▶ _What the task requires_
Locate each line below that includes "由分析可知" and reproduce it.

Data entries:
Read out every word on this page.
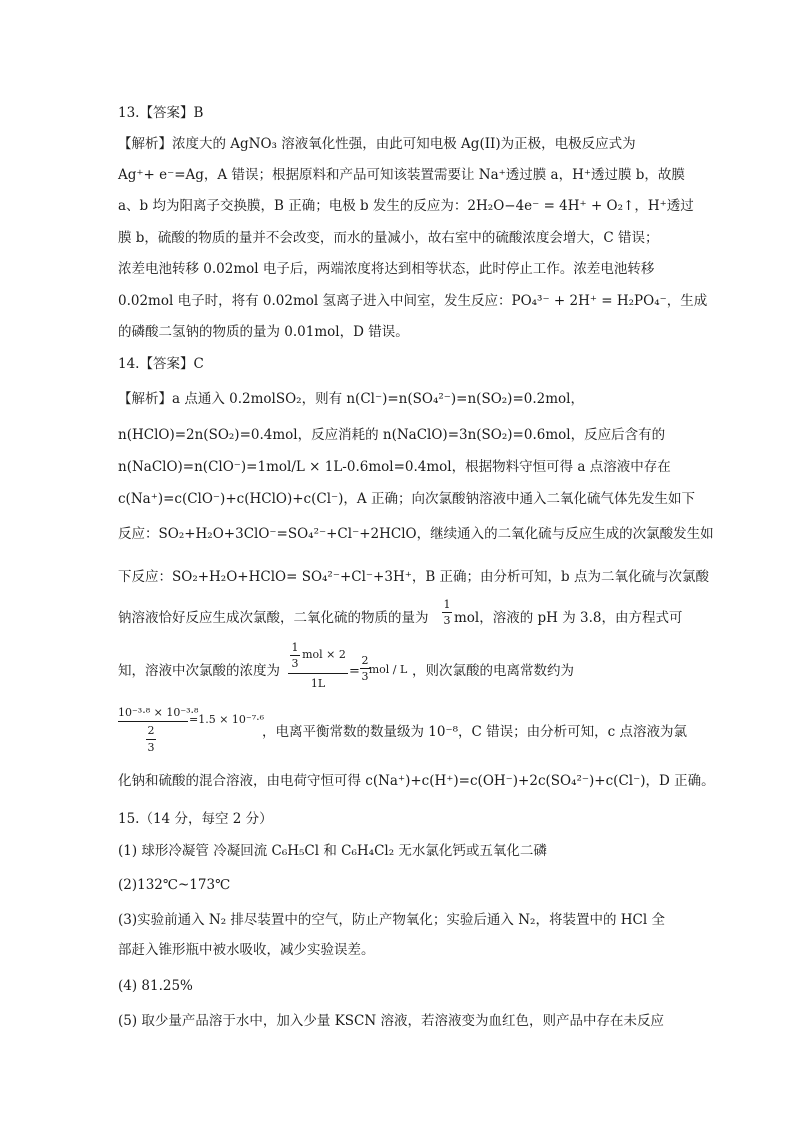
13.【答案】B
【解析】浓度大的 AgNO₃ 溶液氧化性强，由此可知电极 Ag(II)为正极，电极反应式为
Ag⁺+ e⁻=Ag，A 错误；根据原料和产品可知该装置需要让 Na⁺透过膜 a，H⁺透过膜 b，故膜
a、b 均为阳离子交换膜，B 正确；电极 b 发生的反应为：2H₂O−4e⁻ = 4H⁺ + O₂↑，H⁺透过
膜 b，硫酸的物质的量并不会改变，而水的量减小，故右室中的硫酸浓度会增大，C 错误；
浓差电池转移 0.02mol 电子后，两端浓度将达到相等状态，此时停止工作。浓差电池转移
0.02mol 电子时，将有 0.02mol 氢离子进入中间室，发生反应：PO₄³⁻ + 2H⁺ = H₂PO₄⁻，生成
的磷酸二氢钠的物质的量为 0.01mol，D 错误。
14.【答案】C
【解析】a 点通入 0.2molSO₂，则有 n(Cl⁻)=n(SO₄²⁻)=n(SO₂)=0.2mol，
n(HClO)=2n(SO₂)=0.4mol，反应消耗的 n(NaClO)=3n(SO₂)=0.6mol，反应后含有的
n(NaClO)=n(ClO⁻)=1mol/L × 1L-0.6mol=0.4mol，根据物料守恒可得 a 点溶液中存在
c(Na⁺)=c(ClO⁻)+c(HClO)+c(Cl⁻)，A 正确；向次氯酸钠溶液中通入二氧化硫气体先发生如下
反应：SO₂+H₂O+3ClO⁻=SO₄²⁻+Cl⁻+2HClO，继续通入的二氧化硫与反应生成的次氯酸发生如
下反应：SO₂+H₂O+HClO= SO₄²⁻+Cl⁻+3H⁺，B 正确；由分析可知，b 点为二氧化硫与次氯酸
钠溶液恰好反应生成次氯酸，二氧化硫的物质的量为
1
3 mol，溶液的 pH 为 3.8，由方程式可
知，溶液中次氯酸的浓度为
1
3
mol × 2
1L
=
2
3
mol / L ，则次氯酸的电离常数约为
10⁻³·⁸ × 10⁻³·⁸
2
3
=1.5 × 10⁻⁷·⁶
，电离平衡常数的数量级为 10⁻⁸，C 错误；由分析可知，c 点溶液为氯
化钠和硫酸的混合溶液，由电荷守恒可得 c(Na⁺)+c(H⁺)=c(OH⁻)+2c(SO₄²⁻)+c(Cl⁻)，D 正确。
15.（14 分，每空 2 分）
(1) 球形冷凝管 冷凝回流 C₆H₅Cl 和 C₆H₄Cl₂ 无水氯化钙或五氧化二磷
(2)132℃~173℃
(3)实验前通入 N₂ 排尽装置中的空气，防止产物氧化；实验后通入 N₂，将装置中的 HCl 全
部赶入锥形瓶中被水吸收，减少实验误差。
(4) 81.25%
(5) 取少量产品溶于水中，加入少量 KSCN 溶液，若溶液变为血红色，则产品中存在未反应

▶ _Written answer_
下反应：SO₂+H₂O+HClO= SO₄²⁻+Cl⁻+3H⁺，B 正确；由分析可知，b 点为二氧化硫与次氯酸
，电离平衡常数的数量级为 10⁻⁸，C 错误；由分析可知，c 点溶液为氯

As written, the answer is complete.